* **Stated goal**
What is the count of lines in the listing below that hold the string "двигателей"? Reply with that number alone.

Extracted records:

▼

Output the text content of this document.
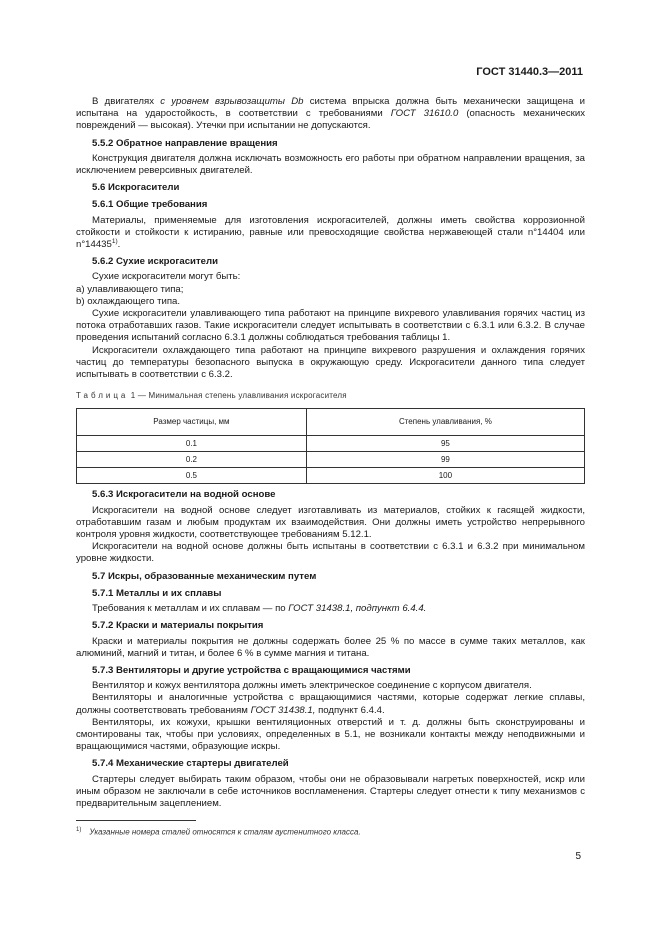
ГОСТ 31440.3—2011

В двигателях с уровнем взрывозащиты Db система впрыска должна быть механически защищена и испытана на ударостойкость, в соответствии с требованиями ГОСТ 31610.0 (опасность механических повреждений — высокая). Утечки при испытании не допускаются.

5.5.2 Обратное направление вращения

Конструкция двигателя должна исключать возможность его работы при обратном направлении вращения, за исключением реверсивных двигателей.

5.6 Искрогасители

5.6.1 Общие требования

Материалы, применяемые для изготовления искрогасителей, должны иметь свойства коррозионной стойкости и стойкости к истиранию, равные или превосходящие свойства нержавеющей стали n°14404 или n°14435$^{1)}$.

5.6.2 Сухие искрогасители

Сухие искрогасители могут быть:

а) улавливающего типа;

b) охлаждающего типа.

Сухие искрогасители улавливающего типа работают на принципе вихревого улавливания горячих частиц из потока отработавших газов. Такие искрогасители следует испытывать в соответствии с 6.3.1 или 6.3.2. В случае проведения испытаний согласно 6.3.1 должны соблюдаться требования таблицы 1.

Искрогасители охлаждающего типа работают на принципе вихревого разрушения и охлаждения горячих частиц до температуры безопасного выпуска в окружающую среду. Искрогасители данного типа следует испытывать в соответствии с 6.3.2.

Таблица 1 — Минимальная степень улавливания искрогасителя

Размер частицы, мм	Степень улавливания, %
0.1	95
0.2	99
0.5	100

5.6.3 Искрогасители на водной основе

Искрогасители на водной основе следует изготавливать из материалов, стойких к гасящей жидкости, отработавшим газам и любым продуктам их взаимодействия. Они должны иметь устройство непрерывного контроля уровня жидкости, соответствующее требованиям 5.12.1.

Искрогасители на водной основе должны быть испытаны в соответствии с 6.3.1 и 6.3.2 при минимальном уровне жидкости.

5.7 Искры, образованные механическим путем

5.7.1 Металлы и их сплавы

Требования к металлам и их сплавам — по ГОСТ 31438.1, подпункт 6.4.4.

5.7.2 Краски и материалы покрытия

Краски и материалы покрытия не должны содержать более 25 % по массе в сумме таких металлов, как алюминий, магний и титан, и более 6 % в сумме магния и титана.

5.7.3 Вентиляторы и другие устройства с вращающимися частями

Вентилятор и кожух вентилятора должны иметь электрическое соединение с корпусом двигателя.

Вентиляторы и аналогичные устройства с вращающимися частями, которые содержат легкие сплавы, должны соответствовать требованиям ГОСТ 31438.1, подпункт 6.4.4.

Вентиляторы, их кожухи, крышки вентиляционных отверстий и т. д. должны быть сконструированы и смонтированы так, чтобы при условиях, определенных в 5.1, не возникали контакты между неподвижными и вращающимися частями, образующие искры.

5.7.4 Механические стартеры двигателей

Стартеры следует выбирать таким образом, чтобы они не образовывали нагретых поверхностей, искр или иным образом не заключали в себе источников воспламенения. Стартеры следует отнести к типу механизмов с предварительным зацеплением.

$^{1)}$ Указанные номера сталей относятся к сталям аустенитного класса.

5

▲

* **Response**
2